━━━ DATA SUPPLIED ━━━
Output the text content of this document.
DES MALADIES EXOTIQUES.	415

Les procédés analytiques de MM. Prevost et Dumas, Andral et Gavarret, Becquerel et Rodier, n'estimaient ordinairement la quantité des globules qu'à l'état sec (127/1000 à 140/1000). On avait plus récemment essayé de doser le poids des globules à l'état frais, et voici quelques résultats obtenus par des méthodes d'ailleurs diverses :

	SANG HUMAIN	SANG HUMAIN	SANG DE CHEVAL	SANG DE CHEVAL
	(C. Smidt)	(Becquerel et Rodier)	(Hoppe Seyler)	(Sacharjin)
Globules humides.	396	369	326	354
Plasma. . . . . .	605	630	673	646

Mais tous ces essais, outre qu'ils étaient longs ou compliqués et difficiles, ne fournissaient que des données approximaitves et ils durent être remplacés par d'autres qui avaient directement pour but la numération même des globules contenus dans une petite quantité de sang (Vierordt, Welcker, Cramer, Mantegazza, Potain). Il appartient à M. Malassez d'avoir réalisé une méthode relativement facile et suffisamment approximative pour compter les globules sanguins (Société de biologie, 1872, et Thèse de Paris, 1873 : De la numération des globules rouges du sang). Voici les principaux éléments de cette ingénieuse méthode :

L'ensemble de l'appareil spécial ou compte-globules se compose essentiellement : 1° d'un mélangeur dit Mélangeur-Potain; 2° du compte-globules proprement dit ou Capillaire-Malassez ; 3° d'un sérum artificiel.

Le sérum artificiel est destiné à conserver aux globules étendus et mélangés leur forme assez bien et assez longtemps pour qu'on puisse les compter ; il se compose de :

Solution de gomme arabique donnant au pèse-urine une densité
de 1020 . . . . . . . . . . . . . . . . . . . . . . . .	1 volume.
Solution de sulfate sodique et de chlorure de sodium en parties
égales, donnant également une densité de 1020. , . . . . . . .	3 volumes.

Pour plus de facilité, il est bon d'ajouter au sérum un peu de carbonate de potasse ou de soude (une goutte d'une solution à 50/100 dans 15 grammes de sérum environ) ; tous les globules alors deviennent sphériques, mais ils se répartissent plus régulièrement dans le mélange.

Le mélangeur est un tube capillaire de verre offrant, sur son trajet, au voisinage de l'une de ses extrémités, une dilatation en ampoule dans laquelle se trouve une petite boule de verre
━━━
━━━ DATA SUPPLIED ━━━
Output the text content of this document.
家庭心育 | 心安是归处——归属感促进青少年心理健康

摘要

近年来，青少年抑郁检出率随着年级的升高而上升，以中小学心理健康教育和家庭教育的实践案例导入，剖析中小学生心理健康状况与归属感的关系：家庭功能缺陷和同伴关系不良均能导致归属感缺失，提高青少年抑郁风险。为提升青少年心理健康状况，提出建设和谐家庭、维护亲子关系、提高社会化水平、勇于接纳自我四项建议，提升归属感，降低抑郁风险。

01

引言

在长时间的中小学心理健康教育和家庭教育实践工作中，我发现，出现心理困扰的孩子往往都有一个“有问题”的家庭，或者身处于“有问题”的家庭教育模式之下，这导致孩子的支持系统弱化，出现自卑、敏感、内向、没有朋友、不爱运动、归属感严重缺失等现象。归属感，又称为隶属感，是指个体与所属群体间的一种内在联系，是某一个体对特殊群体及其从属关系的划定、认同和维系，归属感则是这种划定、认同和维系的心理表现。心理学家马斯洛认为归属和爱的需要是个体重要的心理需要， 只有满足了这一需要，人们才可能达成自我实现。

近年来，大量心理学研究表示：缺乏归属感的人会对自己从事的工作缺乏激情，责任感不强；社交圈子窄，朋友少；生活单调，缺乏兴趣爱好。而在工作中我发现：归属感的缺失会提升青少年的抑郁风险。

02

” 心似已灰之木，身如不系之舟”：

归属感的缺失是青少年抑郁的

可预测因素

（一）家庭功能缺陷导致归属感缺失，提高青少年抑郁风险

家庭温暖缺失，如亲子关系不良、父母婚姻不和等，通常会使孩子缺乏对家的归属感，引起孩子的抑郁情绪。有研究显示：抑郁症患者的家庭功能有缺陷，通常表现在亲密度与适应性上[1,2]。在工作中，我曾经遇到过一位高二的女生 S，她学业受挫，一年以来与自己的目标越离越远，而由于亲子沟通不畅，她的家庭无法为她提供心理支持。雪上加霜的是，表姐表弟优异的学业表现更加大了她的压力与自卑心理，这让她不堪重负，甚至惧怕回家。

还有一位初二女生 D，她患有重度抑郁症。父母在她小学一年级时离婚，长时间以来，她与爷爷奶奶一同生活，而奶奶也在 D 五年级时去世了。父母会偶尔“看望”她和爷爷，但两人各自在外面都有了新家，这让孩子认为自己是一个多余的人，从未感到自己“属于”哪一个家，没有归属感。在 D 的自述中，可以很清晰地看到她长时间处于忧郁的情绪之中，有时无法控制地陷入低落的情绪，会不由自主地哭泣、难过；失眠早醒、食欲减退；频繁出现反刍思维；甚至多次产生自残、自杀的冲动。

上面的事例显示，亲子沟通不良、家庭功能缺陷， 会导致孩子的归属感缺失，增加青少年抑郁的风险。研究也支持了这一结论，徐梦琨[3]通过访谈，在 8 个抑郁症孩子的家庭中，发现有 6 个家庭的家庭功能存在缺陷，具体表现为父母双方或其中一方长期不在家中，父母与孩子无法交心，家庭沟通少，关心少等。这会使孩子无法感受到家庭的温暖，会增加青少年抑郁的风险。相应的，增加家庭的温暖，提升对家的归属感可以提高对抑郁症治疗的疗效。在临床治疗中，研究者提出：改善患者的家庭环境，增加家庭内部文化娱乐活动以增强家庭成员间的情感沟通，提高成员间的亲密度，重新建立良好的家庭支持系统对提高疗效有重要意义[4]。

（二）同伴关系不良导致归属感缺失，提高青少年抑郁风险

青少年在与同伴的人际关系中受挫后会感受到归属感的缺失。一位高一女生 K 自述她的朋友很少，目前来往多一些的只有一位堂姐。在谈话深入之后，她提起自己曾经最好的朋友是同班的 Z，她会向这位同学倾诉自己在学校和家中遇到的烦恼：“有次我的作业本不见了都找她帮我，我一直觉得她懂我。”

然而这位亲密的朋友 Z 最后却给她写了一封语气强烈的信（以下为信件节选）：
━━━
WHAT YOU SHOULD DO -> Only the number is wanted: how many lines contain the string "artificiel"?

SOLVED PROBLEM -> 2